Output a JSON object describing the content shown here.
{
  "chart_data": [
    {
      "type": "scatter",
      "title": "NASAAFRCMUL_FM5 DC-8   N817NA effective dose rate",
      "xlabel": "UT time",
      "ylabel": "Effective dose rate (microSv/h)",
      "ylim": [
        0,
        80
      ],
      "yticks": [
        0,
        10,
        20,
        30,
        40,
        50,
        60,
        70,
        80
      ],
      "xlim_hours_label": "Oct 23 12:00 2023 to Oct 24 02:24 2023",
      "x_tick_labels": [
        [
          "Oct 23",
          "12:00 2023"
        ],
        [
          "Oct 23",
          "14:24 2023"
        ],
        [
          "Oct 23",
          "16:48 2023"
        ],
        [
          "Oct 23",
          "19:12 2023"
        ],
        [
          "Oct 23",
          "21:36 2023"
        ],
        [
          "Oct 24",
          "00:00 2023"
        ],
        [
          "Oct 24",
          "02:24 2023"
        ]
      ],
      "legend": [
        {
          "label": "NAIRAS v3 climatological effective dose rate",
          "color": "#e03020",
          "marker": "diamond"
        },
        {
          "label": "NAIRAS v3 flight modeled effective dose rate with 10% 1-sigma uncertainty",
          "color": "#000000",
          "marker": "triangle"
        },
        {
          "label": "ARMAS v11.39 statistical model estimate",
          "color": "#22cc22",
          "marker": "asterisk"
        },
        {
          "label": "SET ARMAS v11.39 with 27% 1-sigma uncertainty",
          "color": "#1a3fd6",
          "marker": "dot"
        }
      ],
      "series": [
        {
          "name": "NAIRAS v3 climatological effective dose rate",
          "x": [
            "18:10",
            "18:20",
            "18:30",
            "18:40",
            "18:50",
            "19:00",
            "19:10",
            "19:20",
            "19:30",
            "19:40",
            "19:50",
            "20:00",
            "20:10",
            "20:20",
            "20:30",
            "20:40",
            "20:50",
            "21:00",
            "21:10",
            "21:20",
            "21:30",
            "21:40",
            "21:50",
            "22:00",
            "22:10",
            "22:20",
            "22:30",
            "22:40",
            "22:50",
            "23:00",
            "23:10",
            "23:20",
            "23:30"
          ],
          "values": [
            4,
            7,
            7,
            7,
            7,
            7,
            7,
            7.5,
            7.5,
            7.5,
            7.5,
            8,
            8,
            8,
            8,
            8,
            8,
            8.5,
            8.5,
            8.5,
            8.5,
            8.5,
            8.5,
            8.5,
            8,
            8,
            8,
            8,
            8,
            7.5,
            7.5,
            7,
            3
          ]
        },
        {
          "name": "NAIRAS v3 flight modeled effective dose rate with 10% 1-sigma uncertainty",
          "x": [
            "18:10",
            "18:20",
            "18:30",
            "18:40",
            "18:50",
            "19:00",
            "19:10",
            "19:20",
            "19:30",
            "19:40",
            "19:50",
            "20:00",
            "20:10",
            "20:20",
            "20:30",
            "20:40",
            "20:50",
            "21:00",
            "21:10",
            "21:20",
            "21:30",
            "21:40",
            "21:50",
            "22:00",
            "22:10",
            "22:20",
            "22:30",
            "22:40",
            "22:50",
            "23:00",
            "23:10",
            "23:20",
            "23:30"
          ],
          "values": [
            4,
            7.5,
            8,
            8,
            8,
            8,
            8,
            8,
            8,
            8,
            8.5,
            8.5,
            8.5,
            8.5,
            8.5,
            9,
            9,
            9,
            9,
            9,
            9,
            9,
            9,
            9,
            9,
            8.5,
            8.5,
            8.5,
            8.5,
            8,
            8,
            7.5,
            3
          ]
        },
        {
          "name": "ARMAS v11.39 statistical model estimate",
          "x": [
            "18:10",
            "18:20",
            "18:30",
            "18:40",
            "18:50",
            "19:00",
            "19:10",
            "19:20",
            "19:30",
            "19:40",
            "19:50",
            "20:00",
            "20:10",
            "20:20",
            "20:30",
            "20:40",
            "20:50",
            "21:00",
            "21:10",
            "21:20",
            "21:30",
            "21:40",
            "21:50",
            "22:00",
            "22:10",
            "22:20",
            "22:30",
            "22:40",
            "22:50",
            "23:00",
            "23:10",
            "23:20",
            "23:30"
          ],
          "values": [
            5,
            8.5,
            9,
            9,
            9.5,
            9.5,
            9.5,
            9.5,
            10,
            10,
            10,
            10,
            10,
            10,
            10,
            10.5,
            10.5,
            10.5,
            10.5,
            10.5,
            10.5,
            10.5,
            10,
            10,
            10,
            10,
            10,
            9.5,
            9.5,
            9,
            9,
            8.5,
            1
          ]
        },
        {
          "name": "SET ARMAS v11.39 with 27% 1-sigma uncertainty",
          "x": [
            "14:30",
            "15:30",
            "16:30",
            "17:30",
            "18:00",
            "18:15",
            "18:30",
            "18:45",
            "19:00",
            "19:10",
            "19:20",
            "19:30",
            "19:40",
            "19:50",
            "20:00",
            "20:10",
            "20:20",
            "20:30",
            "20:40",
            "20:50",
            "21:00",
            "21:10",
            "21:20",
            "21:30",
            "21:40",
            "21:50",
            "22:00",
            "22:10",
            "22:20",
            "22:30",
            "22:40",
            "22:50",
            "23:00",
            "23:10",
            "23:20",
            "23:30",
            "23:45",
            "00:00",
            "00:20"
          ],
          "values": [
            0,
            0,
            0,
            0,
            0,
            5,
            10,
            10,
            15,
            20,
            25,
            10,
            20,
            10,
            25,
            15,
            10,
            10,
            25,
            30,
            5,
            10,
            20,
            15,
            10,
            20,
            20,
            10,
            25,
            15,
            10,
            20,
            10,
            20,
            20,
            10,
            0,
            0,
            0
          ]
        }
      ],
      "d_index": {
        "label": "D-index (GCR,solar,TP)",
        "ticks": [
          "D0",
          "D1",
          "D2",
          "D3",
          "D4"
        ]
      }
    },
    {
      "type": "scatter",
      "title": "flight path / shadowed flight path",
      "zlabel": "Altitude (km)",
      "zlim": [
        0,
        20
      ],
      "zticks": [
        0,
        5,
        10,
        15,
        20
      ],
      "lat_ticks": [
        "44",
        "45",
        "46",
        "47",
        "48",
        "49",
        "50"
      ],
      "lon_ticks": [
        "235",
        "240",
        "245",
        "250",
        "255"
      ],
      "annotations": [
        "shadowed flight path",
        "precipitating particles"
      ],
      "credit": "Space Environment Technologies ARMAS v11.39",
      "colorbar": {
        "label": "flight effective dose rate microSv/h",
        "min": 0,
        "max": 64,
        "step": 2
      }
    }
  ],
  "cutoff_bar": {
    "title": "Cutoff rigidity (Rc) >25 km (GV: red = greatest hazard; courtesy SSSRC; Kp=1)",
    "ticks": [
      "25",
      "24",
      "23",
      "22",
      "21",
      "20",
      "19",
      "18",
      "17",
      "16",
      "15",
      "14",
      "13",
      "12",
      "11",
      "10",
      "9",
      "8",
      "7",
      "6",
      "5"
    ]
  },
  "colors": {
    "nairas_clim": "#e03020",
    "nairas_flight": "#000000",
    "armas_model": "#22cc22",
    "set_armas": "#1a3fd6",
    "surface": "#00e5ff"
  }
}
=-=-=-=-=
WORK REQUIRED: Copy every line of the entries above in which "statistical" occurs.

THE SOLUTION:
          "label": "ARMAS v11.39 statistical model estimate",
          "name": "ARMAS v11.39 statistical model estimate",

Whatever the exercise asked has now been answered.